------ MATERIAL SUPPLIED

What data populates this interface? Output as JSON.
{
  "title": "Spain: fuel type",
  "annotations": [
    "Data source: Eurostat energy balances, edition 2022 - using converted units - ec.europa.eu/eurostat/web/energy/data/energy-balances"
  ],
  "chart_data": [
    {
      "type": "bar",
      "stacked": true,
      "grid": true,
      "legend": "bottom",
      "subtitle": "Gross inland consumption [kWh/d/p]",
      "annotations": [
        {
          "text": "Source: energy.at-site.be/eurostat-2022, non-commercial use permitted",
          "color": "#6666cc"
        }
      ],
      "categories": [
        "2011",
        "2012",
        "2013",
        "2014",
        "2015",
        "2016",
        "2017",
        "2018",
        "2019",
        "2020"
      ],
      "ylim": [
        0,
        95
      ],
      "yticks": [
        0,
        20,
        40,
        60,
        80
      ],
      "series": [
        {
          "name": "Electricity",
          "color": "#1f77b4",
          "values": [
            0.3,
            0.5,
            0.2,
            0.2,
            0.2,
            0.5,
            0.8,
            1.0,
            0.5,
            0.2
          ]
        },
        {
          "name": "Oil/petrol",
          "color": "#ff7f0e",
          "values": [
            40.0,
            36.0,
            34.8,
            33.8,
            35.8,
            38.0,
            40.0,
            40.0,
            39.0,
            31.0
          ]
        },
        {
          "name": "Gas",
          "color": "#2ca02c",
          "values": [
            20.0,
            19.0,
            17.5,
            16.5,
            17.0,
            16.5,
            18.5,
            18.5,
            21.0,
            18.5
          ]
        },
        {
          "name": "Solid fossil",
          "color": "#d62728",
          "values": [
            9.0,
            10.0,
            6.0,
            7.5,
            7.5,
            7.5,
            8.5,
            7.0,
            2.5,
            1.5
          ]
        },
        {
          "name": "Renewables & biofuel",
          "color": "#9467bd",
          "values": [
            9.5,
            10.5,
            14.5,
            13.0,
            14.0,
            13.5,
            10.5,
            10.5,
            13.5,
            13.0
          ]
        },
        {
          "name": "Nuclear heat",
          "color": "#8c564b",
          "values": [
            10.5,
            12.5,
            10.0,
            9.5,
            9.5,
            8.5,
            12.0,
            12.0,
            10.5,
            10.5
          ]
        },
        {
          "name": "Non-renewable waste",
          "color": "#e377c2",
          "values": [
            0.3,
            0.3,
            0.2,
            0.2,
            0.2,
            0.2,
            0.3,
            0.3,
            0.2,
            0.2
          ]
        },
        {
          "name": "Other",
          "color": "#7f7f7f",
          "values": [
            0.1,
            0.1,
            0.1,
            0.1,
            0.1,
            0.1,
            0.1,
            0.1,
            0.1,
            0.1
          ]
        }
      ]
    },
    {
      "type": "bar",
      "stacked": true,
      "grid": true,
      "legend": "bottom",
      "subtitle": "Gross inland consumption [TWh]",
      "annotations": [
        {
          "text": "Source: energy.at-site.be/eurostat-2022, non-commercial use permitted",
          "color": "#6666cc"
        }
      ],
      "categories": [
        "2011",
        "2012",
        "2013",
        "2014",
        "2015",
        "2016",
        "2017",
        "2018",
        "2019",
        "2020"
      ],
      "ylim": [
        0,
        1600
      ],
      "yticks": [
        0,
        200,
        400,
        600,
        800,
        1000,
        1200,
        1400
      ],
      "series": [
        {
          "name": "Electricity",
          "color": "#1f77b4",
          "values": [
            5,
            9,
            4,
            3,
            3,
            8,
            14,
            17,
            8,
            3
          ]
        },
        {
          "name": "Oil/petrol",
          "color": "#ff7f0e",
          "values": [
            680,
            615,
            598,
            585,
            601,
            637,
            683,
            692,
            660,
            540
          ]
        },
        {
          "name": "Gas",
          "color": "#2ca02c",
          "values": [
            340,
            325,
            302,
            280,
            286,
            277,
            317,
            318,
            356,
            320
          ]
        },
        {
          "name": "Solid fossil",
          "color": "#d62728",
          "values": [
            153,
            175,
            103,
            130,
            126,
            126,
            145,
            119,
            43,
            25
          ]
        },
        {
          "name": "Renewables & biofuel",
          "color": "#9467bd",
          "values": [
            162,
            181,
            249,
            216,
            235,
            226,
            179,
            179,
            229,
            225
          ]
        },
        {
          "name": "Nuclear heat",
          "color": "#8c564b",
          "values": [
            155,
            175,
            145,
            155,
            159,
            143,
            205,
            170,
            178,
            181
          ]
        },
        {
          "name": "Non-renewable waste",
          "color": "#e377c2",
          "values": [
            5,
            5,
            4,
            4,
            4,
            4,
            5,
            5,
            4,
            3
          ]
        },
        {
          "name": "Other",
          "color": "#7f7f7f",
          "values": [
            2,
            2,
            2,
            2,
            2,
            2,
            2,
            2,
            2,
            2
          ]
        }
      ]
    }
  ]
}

------------

GIVEN TASK |
Repeat each of the entries above precisely as given.

TASK RESULT |
What data populates this interface? Output as JSON.
{
  "title": "Spain: fuel type",
  "annotations": [
    "Data source: Eurostat energy balances, edition 2022 - using converted units - ec.europa.eu/eurostat/web/energy/data/energy-balances"
  ],
  "chart_data": [
    {
      "type": "bar",
      "stacked": true,
      "grid": true,
      "legend": "bottom",
      "subtitle": "Gross inland consumption [kWh/d/p]",
      "annotations": [
        {
          "text": "Source: energy.at-site.be/eurostat-2022, non-commercial use permitted",
          "color": "#6666cc"
        }
      ],
      "categories": [
        "2011",
        "2012",
        "2013",
        "2014",
        "2015",
        "2016",
        "2017",
        "2018",
        "2019",
        "2020"
      ],
      "ylim": [
        0,
        95
      ],
      "yticks": [
        0,
        20,
        40,
        60,
        80
      ],
      "series": [
        {
          "name": "Electricity",
          "color": "#1f77b4",
          "values": [
            0.3,
            0.5,
            0.2,
            0.2,
            0.2,
            0.5,
            0.8,
            1.0,
            0.5,
            0.2
          ]
        },
        {
          "name": "Oil/petrol",
          "color": "#ff7f0e",
          "values": [
            40.0,
            36.0,
            34.8,
            33.8,
            35.8,
            38.0,
            40.0,
            40.0,
            39.0,
            31.0
          ]
        },
        {
          "name": "Gas",
          "color": "#2ca02c",
          "values": [
            20.0,
            19.0,
            17.5,
            16.5,
            17.0,
            16.5,
            18.5,
            18.5,
            21.0,
            18.5
          ]
        },
        {
          "name": "Solid fossil",
          "color": "#d62728",
          "values": [
            9.0,
            10.0,
            6.0,
            7.5,
            7.5,
            7.5,
            8.5,
            7.0,
            2.5,
            1.5
          ]
        },
        {
          "name": "Renewables & biofuel",
          "color": "#9467bd",
          "values": [
            9.5,
            10.5,
            14.5,
            13.0,
            14.0,
            13.5,
            10.5,
            10.5,
            13.5,
            13.0
          ]
        },
        {
          "name": "Nuclear heat",
          "color": "#8c564b",
          "values": [
            10.5,
            12.5,
            10.0,
            9.5,
            9.5,
            8.5,
            12.0,
            12.0,
            10.5,
            10.5
          ]
        },
        {
          "name": "Non-renewable waste",
          "color": "#e377c2",
          "values": [
            0.3,
            0.3,
            0.2,
            0.2,
            0.2,
            0.2,
            0.3,
            0.3,
            0.2,
            0.2
          ]
        },
        {
          "name": "Other",
          "color": "#7f7f7f",
          "values": [
            0.1,
            0.1,
            0.1,
            0.1,
            0.1,
            0.1,
            0.1,
            0.1,
            0.1,
            0.1
          ]
        }
      ]
    },
    {
      "type": "bar",
      "stacked": true,
      "grid": true,
      "legend": "bottom",
      "subtitle": "Gross inland consumption [TWh]",
      "annotations": [
        {
          "text": "Source: energy.at-site.be/eurostat-2022, non-commercial use permitted",
          "color": "#6666cc"
        }
      ],
      "categories": [
        "2011",
        "2012",
        "2013",
        "2014",
        "2015",
        "2016",
        "2017",
        "2018",
        "2019",
        "2020"
      ],
      "ylim": [
        0,
        1600
      ],
      "yticks": [
        0,
        200,
        400,
        600,
        800,
        1000,
        1200,
        1400
      ],
      "series": [
        {
          "name": "Electricity",
          "color": "#1f77b4",
          "values": [
            5,
            9,
            4,
            3,
            3,
            8,
            14,
            17,
            8,
            3
          ]
        },
        {
          "name": "Oil/petrol",
          "color": "#ff7f0e",
          "values": [
            680,
            615,
            598,
            585,
            601,
            637,
            683,
            692,
            660,
            540
          ]
        },
        {
          "name": "Gas",
          "color": "#2ca02c",
          "values": [
            340,
            325,
            302,
            280,
            286,
            277,
            317,
            318,
            356,
            320
          ]
        },
        {
          "name": "Solid fossil",
          "color": "#d62728",
          "values": [
            153,
            175,
            103,
            130,
            126,
            126,
            145,
            119,
            43,
            25
          ]
        },
        {
          "name": "Renewables & biofuel",
          "color": "#9467bd",
          "values": [
            162,
            181,
            249,
            216,
            235,
            226,
            179,
            179,
            229,
            225
          ]
        },
        {
          "name": "Nuclear heat",
          "color": "#8c564b",
          "values": [
            155,
            175,
            145,
            155,
            159,
            143,
            205,
            170,
            178,
            181
          ]
        },
        {
          "name": "Non-renewable waste",
          "color": "#e377c2",
          "values": [
            5,
            5,
            4,
            4,
            4,
            4,
            5,
            5,
            4,
            3
          ]
        },
        {
          "name": "Other",
          "color": "#7f7f7f",
          "values": [
            2,
            2,
            2,
            2,
            2,
            2,
            2,
            2,
            2,
            2
          ]
        }
      ]
    }
  ]
}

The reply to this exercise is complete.